PROBLEM DETAILS
Below is a listing. Gather each line of it that contains "стандартизації".

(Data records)
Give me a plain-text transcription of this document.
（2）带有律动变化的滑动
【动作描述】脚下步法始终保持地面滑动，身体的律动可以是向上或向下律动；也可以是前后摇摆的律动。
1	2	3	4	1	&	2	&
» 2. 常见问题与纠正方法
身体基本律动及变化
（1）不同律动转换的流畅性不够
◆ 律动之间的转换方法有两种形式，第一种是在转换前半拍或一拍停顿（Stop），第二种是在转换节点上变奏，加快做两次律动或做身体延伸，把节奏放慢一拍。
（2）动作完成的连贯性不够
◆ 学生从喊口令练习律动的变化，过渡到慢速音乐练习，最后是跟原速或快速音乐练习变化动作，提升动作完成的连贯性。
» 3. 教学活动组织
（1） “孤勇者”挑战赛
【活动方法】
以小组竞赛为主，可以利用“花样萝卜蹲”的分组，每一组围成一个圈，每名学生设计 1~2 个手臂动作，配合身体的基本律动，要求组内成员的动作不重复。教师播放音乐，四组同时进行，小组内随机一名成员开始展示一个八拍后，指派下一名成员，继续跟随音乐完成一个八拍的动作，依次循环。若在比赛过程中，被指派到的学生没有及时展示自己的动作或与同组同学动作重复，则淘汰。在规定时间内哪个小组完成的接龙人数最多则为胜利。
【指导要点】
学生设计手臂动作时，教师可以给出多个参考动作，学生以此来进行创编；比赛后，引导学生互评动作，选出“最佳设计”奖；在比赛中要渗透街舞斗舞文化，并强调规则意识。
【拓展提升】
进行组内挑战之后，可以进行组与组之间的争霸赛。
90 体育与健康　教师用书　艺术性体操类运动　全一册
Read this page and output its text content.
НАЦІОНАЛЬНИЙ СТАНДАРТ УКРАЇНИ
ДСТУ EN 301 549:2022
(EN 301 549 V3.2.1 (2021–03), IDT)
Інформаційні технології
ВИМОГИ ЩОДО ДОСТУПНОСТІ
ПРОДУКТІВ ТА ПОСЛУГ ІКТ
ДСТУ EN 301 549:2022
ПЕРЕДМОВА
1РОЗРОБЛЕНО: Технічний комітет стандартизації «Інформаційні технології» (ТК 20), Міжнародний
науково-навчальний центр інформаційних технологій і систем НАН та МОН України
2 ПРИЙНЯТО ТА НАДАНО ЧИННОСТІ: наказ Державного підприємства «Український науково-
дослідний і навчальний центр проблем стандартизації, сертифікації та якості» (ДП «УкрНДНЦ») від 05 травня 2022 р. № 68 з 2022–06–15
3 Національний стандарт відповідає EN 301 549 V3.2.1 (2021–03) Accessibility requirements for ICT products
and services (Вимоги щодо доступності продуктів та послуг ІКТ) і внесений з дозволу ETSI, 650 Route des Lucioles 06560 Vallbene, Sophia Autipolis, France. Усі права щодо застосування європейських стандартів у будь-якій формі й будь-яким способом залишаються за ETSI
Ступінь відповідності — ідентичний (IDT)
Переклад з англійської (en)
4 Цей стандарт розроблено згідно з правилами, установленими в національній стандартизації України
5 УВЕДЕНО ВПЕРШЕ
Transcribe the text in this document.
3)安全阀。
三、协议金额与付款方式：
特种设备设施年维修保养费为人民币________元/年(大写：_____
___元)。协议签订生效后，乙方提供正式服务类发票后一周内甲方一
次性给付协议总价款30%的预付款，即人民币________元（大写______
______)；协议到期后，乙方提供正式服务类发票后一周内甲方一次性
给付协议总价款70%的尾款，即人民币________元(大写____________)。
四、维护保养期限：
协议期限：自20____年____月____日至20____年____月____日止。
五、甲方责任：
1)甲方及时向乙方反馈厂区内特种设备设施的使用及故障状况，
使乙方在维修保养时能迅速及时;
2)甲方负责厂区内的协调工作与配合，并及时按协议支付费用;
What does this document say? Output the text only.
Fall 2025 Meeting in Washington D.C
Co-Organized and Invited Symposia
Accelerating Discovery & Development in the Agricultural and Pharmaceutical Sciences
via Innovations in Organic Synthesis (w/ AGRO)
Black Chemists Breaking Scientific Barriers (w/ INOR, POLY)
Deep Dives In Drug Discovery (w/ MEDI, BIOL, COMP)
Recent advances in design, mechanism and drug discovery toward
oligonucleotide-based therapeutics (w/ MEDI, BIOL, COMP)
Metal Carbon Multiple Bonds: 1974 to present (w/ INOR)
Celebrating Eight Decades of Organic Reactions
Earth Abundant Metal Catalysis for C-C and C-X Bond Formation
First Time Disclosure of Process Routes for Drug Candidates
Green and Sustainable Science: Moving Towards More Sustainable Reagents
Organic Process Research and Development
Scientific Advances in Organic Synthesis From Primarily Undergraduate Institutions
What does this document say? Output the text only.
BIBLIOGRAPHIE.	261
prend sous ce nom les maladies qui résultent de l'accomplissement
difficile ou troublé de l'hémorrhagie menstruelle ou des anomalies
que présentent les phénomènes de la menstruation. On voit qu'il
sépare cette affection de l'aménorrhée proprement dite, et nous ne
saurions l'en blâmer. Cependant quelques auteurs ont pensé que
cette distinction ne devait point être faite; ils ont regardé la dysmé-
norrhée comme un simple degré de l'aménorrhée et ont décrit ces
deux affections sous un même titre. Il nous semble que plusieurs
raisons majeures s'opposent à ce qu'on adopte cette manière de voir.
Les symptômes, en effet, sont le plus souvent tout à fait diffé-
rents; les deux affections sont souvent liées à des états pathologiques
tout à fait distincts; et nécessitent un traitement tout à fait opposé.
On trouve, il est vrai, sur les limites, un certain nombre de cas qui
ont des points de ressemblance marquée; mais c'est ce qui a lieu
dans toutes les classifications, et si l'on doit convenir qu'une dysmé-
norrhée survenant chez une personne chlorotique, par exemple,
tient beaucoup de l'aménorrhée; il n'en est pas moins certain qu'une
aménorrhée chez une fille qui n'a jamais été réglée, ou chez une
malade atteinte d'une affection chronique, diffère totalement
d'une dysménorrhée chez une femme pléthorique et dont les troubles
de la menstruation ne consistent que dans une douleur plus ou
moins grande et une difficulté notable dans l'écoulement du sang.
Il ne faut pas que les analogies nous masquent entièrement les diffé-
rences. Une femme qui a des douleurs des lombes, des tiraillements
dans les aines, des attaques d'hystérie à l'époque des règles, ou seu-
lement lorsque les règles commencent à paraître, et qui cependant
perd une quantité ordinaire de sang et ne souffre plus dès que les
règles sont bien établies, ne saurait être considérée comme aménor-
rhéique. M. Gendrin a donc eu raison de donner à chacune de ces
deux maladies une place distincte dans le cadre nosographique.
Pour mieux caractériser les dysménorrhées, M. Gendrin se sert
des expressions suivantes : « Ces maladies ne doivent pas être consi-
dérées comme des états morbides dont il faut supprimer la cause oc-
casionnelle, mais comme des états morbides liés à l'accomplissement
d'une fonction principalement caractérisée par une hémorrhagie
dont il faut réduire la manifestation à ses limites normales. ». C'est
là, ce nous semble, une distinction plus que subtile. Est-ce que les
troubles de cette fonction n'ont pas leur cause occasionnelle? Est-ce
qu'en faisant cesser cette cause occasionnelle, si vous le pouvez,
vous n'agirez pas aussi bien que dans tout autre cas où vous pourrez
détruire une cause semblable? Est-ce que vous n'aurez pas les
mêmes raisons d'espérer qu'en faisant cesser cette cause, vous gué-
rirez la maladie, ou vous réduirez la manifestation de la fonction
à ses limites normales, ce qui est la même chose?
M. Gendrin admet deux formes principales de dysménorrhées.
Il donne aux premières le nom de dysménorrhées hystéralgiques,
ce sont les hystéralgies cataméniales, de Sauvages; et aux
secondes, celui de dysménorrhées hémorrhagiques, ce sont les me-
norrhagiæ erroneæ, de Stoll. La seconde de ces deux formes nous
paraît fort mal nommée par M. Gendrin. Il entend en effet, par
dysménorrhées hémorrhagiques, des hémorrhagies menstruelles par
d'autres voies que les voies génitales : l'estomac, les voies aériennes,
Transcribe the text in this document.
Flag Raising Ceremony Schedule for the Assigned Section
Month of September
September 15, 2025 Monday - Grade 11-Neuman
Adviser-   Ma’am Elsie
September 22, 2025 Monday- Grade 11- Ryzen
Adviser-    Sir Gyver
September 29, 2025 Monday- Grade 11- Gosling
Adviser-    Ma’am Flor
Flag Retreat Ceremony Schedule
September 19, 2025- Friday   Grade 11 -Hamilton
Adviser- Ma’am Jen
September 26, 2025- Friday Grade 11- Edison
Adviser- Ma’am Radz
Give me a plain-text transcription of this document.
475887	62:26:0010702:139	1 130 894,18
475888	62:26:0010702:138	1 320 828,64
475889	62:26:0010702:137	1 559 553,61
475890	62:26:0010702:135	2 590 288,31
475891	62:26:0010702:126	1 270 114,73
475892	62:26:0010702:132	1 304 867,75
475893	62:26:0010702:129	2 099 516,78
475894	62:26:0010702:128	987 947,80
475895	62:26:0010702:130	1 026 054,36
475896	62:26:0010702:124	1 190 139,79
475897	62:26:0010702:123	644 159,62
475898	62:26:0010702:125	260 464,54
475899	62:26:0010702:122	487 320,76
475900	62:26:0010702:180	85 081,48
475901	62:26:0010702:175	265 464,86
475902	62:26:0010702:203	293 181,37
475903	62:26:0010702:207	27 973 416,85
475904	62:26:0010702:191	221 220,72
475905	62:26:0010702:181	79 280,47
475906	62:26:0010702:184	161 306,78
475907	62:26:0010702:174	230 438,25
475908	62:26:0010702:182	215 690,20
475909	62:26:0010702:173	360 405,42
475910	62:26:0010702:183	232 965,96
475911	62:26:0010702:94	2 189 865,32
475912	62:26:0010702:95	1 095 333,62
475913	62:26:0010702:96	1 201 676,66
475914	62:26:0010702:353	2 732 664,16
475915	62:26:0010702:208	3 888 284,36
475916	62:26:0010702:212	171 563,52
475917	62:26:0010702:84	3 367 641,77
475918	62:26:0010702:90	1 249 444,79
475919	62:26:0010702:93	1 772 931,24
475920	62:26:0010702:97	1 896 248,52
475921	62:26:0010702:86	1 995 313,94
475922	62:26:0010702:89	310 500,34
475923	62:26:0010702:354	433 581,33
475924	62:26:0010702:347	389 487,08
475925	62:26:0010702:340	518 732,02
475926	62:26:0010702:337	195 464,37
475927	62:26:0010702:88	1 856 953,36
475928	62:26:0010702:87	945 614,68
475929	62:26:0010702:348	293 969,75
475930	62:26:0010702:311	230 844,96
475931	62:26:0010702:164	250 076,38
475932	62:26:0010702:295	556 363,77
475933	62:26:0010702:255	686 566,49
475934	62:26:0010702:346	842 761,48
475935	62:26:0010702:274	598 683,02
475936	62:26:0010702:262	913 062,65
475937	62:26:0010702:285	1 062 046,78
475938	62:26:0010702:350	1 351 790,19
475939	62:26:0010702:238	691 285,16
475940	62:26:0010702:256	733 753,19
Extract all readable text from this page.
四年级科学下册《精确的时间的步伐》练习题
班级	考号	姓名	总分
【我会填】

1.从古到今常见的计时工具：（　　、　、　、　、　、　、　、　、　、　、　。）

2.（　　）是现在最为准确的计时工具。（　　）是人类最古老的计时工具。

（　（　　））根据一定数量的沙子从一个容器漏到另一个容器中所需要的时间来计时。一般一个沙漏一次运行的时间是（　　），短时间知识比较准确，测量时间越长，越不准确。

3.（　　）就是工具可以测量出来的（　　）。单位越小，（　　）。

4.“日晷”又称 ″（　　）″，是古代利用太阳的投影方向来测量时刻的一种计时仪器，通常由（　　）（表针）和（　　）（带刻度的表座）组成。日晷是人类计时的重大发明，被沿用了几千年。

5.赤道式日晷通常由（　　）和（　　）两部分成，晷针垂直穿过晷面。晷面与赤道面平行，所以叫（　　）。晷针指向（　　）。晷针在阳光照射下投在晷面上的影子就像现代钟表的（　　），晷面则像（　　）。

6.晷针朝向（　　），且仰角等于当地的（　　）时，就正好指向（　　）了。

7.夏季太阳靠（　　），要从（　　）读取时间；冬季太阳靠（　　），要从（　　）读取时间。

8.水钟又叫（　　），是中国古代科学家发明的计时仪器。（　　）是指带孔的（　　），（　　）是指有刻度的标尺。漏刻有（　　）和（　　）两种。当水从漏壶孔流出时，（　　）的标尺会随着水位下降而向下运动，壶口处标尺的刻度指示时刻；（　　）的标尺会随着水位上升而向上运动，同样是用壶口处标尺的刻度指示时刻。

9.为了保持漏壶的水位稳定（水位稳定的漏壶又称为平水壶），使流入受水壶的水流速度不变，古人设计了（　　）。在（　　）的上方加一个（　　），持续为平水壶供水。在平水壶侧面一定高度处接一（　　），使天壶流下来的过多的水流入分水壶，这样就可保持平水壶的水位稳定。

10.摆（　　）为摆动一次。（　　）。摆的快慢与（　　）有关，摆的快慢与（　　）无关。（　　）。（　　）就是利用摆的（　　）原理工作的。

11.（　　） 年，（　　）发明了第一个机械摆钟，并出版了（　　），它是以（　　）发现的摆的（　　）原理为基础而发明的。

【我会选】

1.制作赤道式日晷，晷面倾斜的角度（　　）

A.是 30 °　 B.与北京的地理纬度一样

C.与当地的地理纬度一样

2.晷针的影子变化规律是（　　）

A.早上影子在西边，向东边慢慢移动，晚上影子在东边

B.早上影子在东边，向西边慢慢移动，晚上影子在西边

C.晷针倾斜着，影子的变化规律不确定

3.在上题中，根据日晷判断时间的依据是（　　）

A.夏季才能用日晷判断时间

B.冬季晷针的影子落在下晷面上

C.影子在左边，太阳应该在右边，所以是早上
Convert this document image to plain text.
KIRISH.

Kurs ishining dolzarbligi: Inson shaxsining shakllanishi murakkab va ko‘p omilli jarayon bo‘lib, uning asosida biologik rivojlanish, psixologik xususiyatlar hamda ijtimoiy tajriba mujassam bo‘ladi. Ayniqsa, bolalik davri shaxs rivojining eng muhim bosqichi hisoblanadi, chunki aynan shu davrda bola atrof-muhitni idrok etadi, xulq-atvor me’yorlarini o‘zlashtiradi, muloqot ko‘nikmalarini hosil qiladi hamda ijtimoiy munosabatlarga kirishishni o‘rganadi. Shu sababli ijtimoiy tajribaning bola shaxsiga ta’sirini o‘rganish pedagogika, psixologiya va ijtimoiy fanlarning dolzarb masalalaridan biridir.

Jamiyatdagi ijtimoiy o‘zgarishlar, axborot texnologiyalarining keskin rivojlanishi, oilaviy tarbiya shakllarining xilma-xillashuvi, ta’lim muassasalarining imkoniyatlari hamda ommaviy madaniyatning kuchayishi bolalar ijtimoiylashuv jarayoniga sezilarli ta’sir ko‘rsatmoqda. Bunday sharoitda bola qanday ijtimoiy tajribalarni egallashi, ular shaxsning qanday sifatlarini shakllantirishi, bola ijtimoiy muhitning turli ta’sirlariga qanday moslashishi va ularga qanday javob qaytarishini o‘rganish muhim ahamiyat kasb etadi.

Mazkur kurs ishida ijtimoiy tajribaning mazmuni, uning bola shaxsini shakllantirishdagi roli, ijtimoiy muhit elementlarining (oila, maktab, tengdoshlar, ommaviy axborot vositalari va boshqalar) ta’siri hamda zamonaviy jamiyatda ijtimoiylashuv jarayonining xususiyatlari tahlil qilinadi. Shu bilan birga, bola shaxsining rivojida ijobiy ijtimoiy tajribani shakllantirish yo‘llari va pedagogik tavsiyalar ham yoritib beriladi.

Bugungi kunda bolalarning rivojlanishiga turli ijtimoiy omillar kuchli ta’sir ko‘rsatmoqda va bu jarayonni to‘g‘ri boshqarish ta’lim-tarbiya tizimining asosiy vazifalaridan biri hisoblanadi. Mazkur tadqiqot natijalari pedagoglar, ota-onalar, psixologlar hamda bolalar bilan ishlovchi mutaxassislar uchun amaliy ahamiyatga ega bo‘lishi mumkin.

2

THE ANSWER
1РОЗРОБЛЕНО: Технічний комітет стандартизації «Інформаційні технології» (ТК 20), Міжнародний
дослідний і навчальний центр проблем стандартизації, сертифікації та якості» (ДП «УкрНДНЦ») від 05 травня 2022 р. № 68 з 2022–06–15
4 Цей стандарт розроблено згідно з правилами, установленими в національній стандартизації України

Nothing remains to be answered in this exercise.